WHAT IS BEING ASKED:
Each line below either holds the string "Level" or doesn't. Count those that do and give only the number.

## Start DATASET EXTRACT

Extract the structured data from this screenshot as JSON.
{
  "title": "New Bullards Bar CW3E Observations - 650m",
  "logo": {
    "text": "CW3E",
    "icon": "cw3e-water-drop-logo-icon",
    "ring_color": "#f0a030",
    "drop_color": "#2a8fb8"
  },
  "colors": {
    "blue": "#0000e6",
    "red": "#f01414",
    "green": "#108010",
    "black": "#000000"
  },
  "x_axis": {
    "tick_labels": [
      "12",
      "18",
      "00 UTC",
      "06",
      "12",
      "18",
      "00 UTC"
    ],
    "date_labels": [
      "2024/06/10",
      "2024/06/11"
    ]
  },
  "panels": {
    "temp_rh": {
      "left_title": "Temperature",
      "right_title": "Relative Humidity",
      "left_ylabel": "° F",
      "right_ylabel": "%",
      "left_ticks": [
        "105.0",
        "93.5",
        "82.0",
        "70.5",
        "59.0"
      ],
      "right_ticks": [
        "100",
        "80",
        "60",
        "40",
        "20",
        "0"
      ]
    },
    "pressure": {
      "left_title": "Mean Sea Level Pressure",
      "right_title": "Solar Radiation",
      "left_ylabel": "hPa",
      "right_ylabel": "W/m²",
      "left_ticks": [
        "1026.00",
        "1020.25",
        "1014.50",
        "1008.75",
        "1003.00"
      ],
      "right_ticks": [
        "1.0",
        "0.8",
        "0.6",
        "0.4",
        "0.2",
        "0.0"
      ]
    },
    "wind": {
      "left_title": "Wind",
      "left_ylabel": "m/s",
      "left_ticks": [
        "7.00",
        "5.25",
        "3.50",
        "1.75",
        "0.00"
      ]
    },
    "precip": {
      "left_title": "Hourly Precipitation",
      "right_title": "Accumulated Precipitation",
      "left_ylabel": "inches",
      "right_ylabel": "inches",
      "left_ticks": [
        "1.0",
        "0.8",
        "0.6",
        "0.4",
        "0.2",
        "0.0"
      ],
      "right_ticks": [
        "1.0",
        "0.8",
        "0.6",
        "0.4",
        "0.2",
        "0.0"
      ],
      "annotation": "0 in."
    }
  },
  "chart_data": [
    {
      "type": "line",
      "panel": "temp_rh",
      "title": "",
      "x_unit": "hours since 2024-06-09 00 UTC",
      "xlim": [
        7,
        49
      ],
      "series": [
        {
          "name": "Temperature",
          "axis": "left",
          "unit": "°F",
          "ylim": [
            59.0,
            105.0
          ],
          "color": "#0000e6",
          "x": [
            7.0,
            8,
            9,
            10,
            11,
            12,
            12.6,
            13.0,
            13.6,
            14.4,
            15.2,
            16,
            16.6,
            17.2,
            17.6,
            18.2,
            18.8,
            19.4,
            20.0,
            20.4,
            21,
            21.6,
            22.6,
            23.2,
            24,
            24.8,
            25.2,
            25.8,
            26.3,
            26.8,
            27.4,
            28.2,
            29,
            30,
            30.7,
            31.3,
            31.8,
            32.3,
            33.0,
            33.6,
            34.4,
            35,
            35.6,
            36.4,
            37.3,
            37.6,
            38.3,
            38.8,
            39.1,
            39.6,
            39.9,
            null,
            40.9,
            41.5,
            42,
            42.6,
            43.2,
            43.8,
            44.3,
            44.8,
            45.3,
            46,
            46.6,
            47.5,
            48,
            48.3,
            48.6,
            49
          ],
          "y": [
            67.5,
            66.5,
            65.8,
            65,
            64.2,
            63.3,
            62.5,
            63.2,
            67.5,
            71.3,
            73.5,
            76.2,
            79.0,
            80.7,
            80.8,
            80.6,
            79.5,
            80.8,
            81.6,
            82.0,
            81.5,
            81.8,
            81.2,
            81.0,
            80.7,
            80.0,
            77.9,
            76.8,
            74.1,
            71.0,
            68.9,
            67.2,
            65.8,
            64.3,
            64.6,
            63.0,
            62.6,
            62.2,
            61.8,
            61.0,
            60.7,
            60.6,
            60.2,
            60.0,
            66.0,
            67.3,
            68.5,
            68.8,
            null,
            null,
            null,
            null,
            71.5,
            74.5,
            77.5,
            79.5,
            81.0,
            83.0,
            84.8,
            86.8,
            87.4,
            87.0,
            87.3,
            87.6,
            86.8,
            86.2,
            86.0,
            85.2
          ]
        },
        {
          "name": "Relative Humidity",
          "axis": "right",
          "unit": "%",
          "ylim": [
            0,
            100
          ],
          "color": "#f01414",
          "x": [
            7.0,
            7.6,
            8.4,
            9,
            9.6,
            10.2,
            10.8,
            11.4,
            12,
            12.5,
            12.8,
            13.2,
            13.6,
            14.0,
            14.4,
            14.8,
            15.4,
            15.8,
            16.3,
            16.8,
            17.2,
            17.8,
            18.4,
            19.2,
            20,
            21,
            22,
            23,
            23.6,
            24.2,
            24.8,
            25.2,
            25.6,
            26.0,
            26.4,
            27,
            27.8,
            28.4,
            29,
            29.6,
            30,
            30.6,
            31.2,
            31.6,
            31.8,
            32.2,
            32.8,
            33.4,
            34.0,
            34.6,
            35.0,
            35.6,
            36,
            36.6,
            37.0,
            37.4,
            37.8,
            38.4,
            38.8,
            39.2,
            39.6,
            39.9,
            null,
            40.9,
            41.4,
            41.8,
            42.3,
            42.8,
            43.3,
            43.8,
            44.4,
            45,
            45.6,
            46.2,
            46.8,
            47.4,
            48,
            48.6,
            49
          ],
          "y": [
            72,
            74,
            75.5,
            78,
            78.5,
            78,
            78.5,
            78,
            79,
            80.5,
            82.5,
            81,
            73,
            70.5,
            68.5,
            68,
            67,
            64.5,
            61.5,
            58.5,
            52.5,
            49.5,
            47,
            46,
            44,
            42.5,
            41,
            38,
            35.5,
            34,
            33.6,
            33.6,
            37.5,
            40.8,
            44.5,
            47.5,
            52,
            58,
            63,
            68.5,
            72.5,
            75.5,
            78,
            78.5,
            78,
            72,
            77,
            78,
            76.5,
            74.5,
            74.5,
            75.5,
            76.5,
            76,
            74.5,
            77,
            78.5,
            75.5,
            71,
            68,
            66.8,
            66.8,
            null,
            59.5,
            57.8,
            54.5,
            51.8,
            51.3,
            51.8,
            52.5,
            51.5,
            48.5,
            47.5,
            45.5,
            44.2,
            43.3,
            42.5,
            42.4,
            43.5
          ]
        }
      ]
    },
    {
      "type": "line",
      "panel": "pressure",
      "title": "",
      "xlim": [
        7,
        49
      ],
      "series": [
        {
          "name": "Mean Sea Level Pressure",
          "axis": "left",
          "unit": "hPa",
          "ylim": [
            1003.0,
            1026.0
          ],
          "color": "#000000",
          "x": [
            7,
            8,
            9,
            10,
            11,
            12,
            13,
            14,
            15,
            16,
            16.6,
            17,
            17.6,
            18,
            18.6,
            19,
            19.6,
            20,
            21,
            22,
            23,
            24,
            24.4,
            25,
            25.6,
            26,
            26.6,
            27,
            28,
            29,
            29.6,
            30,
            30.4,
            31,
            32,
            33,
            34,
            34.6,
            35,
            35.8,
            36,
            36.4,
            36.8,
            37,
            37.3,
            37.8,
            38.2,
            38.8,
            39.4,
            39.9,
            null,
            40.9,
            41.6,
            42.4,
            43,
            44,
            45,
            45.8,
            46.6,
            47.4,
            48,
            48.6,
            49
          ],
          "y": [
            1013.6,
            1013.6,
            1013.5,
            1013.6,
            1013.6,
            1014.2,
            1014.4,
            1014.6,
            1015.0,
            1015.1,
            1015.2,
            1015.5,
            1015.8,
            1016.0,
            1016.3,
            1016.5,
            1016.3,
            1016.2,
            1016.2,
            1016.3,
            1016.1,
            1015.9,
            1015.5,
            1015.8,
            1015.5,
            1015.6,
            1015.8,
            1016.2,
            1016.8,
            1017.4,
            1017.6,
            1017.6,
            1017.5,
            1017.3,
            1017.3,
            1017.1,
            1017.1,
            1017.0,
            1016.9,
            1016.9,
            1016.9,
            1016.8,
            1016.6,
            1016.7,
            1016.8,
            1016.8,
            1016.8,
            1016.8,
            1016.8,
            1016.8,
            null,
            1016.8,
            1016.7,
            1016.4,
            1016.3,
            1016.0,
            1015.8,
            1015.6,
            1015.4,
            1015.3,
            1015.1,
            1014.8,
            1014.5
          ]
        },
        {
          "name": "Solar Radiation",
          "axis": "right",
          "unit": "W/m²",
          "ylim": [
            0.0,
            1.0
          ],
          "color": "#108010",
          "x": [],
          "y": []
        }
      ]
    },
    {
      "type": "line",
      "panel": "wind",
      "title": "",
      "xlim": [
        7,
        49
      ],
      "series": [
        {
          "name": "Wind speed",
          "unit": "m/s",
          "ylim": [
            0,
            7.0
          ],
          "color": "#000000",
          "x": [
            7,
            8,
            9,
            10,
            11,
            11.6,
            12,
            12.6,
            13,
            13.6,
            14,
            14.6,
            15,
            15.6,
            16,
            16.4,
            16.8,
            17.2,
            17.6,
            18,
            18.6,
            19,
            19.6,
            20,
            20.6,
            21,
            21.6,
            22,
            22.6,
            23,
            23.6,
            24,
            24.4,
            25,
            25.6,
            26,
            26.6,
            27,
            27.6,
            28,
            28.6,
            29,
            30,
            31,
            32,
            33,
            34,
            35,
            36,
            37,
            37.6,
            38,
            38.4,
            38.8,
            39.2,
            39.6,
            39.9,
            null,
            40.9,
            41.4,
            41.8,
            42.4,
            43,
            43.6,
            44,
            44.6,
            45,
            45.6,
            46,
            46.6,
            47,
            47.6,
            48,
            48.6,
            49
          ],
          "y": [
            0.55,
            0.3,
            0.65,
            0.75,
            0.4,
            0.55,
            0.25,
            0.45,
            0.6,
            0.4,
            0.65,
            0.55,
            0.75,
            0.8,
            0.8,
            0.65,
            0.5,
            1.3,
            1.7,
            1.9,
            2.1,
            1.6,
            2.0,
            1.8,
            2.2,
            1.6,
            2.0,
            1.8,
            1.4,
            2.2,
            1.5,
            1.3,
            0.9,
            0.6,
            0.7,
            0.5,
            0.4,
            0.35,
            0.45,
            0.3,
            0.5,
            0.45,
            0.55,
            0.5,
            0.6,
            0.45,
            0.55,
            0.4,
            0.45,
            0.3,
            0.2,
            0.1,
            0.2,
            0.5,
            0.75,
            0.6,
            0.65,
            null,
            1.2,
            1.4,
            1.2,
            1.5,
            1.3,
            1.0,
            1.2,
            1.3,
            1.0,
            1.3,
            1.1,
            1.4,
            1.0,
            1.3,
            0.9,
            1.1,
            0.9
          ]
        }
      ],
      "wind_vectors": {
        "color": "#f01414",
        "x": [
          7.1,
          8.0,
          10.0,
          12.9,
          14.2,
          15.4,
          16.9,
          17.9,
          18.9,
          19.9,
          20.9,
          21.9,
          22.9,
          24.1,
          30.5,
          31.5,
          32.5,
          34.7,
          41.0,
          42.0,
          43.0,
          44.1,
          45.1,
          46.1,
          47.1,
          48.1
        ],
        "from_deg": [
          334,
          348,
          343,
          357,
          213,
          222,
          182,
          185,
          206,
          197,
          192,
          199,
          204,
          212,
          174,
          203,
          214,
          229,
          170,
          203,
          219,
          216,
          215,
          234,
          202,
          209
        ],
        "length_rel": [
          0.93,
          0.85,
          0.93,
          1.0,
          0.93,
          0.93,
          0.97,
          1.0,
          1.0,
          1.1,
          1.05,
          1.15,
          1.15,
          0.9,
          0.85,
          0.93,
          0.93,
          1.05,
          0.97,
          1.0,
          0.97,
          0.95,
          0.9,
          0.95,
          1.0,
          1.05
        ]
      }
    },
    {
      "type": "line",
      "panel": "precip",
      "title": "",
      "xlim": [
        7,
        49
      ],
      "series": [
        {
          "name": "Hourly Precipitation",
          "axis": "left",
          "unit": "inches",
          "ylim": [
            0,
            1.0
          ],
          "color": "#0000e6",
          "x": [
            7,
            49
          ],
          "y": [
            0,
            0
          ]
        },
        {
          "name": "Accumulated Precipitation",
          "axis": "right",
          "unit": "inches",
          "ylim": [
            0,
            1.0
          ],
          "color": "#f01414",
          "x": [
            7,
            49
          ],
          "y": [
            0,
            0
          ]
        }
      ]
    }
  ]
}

## End DATASET EXTRACT

TASK SOLUTION:
2